>> Start Recorded data

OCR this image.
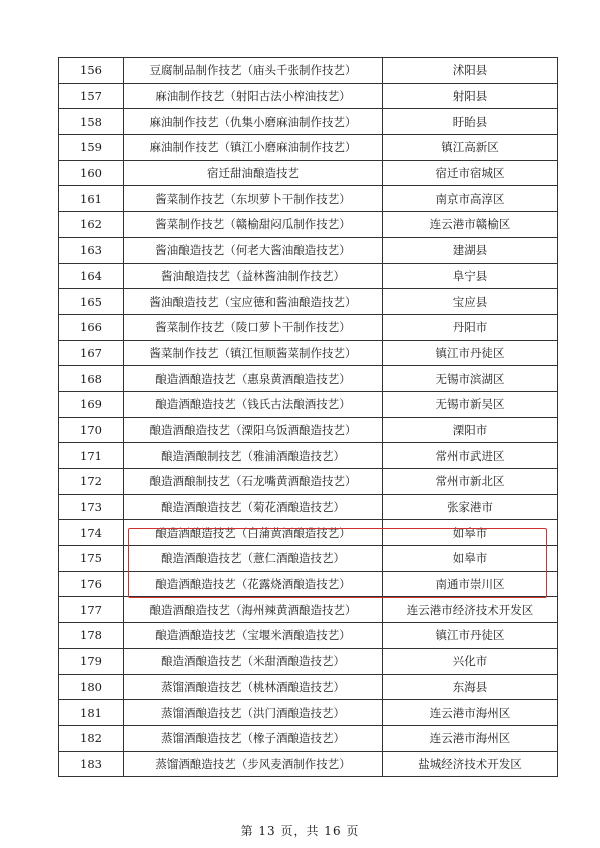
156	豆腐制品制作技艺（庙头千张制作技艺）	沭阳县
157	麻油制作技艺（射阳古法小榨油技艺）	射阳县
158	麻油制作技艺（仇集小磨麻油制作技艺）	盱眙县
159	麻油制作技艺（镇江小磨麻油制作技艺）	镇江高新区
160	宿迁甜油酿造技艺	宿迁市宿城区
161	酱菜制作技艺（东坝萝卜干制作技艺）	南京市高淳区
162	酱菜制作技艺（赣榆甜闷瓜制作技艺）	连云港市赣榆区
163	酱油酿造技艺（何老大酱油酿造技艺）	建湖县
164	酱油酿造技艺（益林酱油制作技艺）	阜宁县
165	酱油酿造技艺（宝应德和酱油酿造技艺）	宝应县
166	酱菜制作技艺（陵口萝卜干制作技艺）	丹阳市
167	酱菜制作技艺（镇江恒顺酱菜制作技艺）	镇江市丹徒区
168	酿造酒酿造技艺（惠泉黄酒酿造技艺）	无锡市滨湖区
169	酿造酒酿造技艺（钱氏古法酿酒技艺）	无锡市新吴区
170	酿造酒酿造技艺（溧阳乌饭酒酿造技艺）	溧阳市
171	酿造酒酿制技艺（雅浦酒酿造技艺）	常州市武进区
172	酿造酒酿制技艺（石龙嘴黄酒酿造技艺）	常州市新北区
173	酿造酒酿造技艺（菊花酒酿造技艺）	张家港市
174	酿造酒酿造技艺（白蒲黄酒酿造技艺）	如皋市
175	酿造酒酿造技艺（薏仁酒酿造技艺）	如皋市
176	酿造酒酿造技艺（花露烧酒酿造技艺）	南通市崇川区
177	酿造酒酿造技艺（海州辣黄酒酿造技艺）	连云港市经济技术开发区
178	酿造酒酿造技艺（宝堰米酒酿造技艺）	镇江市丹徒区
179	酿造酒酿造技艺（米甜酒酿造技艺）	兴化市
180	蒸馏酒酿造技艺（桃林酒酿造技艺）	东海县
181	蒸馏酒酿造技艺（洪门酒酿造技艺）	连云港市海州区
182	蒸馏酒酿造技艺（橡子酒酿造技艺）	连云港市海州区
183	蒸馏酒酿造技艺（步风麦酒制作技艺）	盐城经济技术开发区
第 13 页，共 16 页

>> End Recorded data

#### Task requirements:
Give only the number of lines in the data that hold the string "蒸馏酒酿造技艺".

#### Complete response:
4